▶ _WHAT YOU SHOULD DO_
Copy every line of the data in which the word "xlabel" occurs.

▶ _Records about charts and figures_
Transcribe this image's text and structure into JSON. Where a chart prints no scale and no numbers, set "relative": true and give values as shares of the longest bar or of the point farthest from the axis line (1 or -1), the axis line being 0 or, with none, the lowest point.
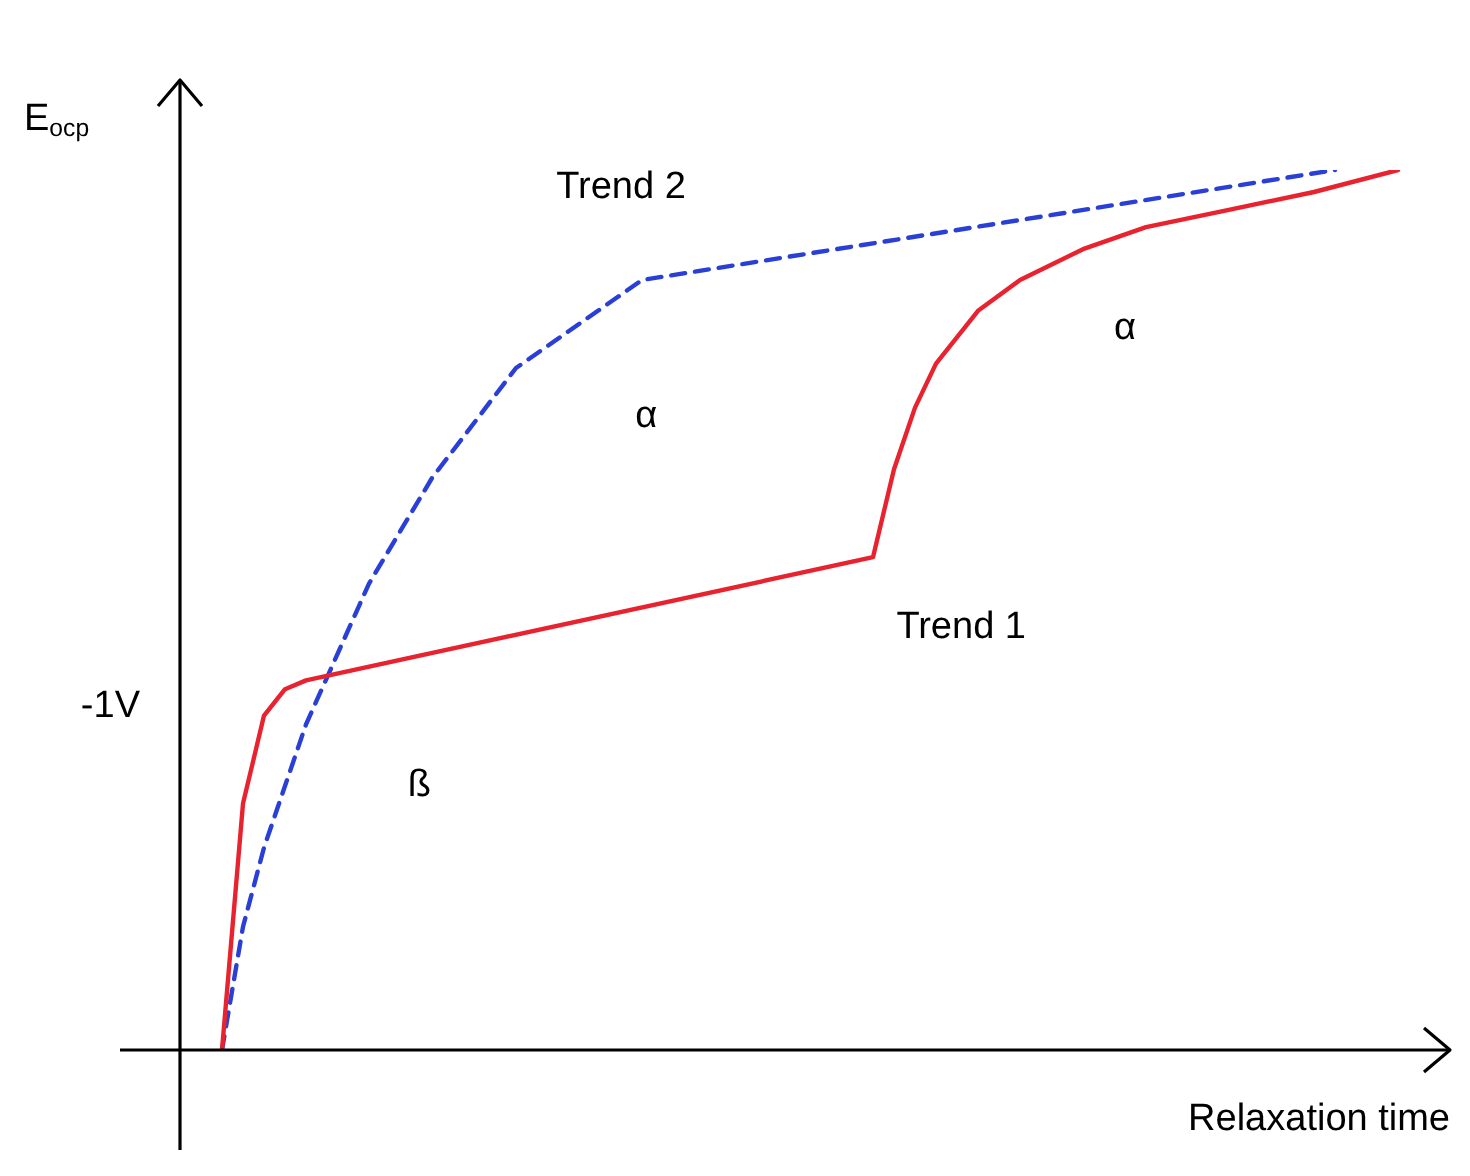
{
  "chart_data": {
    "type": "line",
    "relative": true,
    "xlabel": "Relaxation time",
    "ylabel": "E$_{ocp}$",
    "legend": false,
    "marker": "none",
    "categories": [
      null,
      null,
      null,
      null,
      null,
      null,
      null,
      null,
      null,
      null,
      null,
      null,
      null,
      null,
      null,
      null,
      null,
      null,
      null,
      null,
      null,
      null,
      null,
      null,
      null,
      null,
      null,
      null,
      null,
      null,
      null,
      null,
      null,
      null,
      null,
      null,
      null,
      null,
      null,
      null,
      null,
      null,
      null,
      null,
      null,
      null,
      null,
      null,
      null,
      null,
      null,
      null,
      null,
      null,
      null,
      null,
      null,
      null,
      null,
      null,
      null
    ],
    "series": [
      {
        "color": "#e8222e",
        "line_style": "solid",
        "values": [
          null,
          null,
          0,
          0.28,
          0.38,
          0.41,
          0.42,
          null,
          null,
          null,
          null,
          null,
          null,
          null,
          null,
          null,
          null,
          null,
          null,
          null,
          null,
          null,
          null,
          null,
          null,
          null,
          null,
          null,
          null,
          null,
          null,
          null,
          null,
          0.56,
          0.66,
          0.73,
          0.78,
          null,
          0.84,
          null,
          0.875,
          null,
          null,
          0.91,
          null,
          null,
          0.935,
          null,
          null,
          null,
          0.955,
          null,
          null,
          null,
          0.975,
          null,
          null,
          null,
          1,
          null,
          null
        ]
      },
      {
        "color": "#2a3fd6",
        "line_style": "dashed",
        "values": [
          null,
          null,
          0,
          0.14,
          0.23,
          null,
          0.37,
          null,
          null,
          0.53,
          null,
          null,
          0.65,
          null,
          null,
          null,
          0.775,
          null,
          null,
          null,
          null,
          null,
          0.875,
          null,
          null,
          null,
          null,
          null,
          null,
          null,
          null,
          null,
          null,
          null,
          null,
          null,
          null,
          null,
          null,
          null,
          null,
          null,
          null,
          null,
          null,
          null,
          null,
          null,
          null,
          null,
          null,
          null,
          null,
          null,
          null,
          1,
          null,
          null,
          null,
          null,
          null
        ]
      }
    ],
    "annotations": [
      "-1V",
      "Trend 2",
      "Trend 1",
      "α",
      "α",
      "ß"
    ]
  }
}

---

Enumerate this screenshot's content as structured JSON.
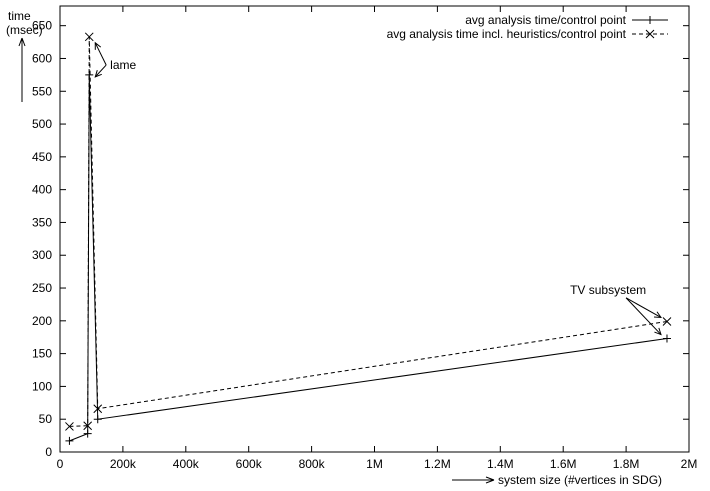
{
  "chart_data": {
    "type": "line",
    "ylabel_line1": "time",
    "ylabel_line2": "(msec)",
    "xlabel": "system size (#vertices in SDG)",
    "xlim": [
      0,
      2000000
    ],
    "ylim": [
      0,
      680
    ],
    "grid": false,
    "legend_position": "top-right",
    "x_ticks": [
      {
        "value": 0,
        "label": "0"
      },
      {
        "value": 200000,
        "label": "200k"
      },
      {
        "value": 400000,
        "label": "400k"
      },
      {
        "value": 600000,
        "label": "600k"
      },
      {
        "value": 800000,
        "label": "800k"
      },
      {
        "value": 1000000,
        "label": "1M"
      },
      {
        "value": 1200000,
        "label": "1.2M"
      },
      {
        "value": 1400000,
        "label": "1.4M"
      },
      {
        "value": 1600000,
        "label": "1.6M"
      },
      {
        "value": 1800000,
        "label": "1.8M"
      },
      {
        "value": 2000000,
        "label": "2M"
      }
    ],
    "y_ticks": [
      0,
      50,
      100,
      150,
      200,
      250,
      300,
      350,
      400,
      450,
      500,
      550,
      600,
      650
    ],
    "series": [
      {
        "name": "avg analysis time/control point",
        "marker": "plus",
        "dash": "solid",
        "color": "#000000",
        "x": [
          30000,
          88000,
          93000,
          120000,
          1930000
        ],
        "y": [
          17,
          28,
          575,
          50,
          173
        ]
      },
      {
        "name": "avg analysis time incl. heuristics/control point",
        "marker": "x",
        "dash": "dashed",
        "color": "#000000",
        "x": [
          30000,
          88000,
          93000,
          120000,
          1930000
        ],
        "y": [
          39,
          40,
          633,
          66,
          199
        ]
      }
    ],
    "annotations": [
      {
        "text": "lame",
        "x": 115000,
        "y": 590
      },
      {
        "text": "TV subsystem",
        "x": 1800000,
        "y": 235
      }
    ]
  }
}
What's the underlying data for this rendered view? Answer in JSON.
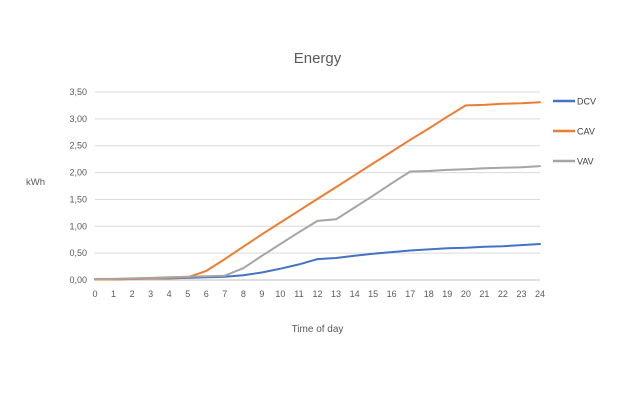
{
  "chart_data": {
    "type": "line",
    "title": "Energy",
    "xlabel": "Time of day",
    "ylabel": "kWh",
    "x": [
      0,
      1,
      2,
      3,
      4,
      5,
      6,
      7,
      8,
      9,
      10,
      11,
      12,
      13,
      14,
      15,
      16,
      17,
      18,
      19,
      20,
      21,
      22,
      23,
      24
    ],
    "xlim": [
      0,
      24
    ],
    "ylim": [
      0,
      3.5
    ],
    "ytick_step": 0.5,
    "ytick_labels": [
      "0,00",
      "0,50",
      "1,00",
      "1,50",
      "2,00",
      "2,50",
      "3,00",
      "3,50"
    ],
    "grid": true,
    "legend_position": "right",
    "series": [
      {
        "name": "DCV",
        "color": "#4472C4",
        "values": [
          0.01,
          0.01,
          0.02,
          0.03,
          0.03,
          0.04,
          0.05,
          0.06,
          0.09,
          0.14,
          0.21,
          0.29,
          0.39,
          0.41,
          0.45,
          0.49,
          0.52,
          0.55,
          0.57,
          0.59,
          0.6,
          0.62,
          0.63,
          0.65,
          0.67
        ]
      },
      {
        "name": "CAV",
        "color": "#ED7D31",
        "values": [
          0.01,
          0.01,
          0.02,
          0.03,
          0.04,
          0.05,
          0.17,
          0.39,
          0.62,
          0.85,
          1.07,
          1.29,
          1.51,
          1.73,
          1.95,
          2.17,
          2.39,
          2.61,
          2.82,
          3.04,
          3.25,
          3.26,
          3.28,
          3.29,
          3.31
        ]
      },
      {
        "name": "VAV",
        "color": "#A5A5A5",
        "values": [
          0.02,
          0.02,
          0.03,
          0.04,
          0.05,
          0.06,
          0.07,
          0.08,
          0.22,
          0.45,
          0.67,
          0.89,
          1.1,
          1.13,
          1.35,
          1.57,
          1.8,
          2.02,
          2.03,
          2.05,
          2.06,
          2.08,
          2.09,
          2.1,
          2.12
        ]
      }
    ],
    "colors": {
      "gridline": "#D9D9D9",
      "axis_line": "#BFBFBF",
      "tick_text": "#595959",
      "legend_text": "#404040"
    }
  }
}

* * *

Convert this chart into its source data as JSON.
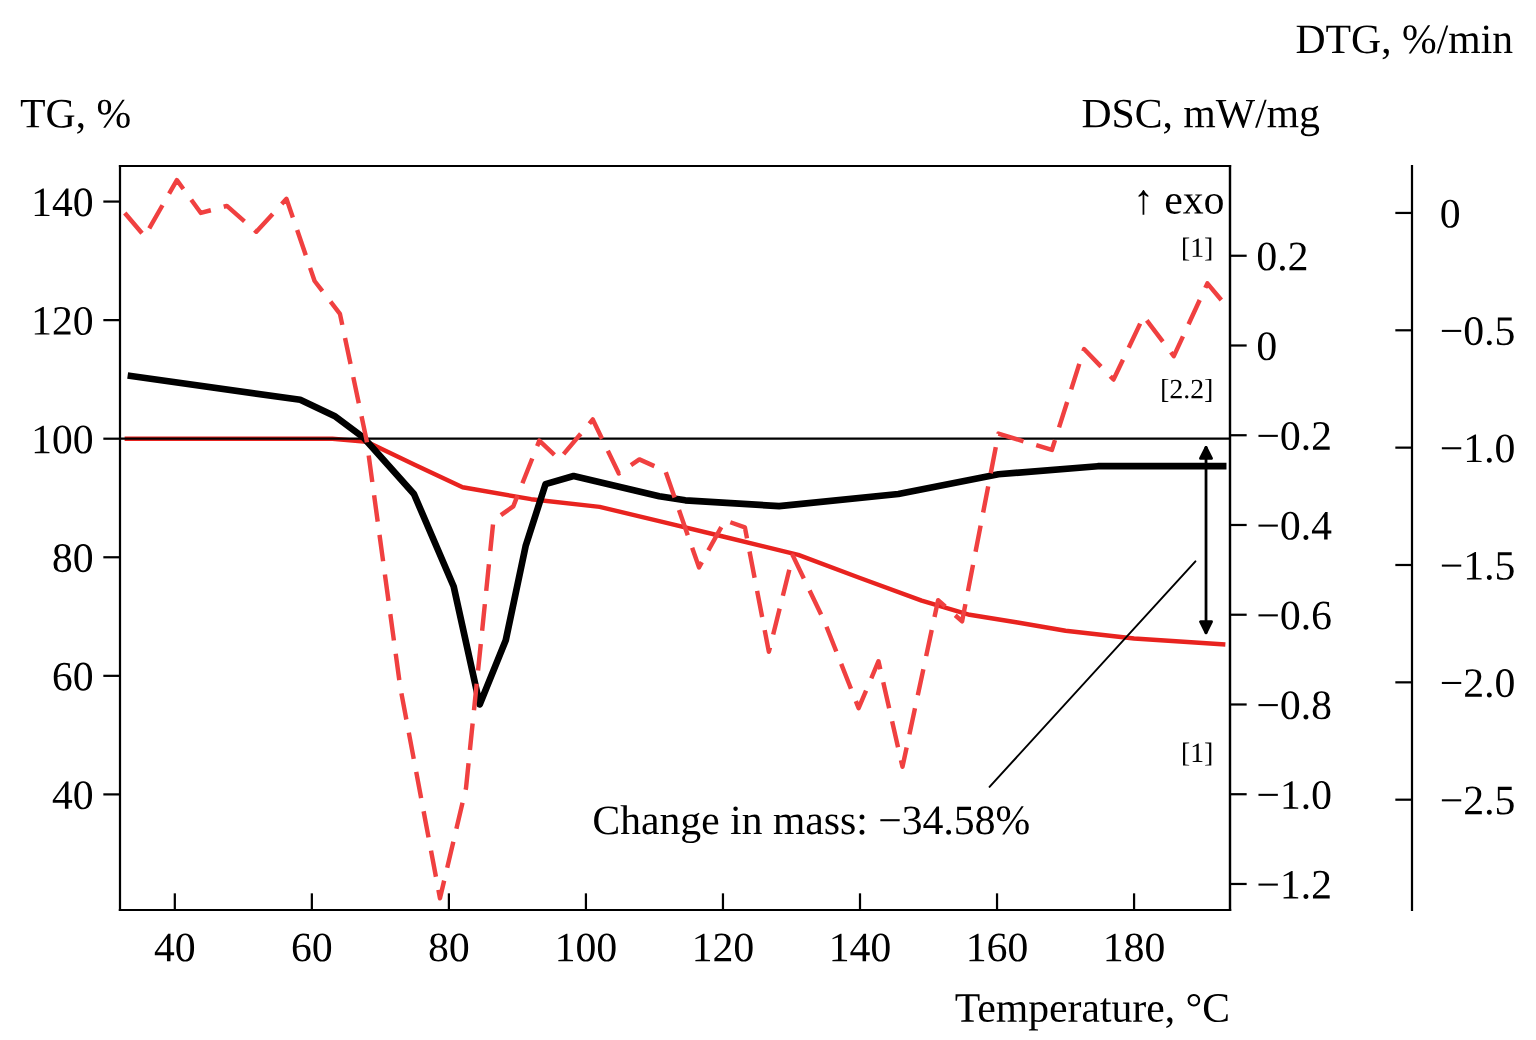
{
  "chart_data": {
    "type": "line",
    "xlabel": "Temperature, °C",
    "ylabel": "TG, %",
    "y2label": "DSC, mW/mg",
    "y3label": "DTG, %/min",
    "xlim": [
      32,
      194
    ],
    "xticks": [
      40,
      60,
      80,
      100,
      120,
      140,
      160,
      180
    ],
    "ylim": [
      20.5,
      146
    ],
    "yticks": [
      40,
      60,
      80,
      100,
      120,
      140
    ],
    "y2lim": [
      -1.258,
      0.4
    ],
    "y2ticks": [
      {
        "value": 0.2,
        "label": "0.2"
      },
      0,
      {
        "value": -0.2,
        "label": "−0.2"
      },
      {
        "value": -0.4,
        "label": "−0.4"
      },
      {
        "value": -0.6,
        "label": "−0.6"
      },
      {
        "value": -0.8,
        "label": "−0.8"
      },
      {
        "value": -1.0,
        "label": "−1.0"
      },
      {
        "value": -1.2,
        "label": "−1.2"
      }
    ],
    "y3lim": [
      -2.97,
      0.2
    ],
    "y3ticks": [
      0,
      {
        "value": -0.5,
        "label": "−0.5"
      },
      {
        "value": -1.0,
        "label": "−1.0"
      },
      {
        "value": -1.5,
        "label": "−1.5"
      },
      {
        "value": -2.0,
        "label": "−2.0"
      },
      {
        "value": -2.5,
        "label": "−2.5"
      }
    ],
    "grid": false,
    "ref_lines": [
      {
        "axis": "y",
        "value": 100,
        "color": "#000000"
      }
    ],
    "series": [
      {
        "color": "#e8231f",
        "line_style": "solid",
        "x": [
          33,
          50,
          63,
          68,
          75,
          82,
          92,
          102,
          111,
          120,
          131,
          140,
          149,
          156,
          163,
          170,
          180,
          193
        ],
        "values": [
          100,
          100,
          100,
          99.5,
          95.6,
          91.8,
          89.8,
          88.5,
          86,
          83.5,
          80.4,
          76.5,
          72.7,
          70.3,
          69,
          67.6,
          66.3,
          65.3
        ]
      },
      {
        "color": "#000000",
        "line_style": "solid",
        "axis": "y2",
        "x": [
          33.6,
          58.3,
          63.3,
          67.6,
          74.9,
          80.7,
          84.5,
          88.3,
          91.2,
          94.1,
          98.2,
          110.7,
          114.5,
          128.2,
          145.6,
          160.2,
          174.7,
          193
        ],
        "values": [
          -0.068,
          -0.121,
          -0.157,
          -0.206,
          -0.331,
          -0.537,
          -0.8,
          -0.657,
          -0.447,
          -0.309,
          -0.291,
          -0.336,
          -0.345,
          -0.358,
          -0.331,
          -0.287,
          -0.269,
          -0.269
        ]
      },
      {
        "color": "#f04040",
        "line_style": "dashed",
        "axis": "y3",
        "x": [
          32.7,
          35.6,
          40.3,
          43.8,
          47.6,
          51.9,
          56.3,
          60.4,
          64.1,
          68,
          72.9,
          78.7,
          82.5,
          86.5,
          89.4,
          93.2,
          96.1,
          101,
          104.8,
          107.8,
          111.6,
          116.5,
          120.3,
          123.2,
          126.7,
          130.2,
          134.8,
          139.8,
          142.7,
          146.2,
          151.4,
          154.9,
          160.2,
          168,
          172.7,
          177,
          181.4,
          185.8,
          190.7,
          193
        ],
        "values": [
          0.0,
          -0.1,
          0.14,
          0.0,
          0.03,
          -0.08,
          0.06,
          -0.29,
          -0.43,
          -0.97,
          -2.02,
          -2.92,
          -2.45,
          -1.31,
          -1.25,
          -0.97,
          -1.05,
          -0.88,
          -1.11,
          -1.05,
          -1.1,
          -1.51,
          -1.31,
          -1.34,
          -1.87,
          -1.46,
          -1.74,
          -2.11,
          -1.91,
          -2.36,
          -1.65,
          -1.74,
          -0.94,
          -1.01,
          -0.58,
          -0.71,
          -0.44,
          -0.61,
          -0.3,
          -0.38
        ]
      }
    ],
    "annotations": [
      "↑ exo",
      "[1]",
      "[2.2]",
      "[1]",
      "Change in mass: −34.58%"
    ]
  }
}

▶ _FINAL RESULT_
    "xlabel": "Relaxation time",
    "xlabel": "system size (#vertices in SDG)",
    "xlabel": "Time of day",
    "xlabel": "Temperature, °C",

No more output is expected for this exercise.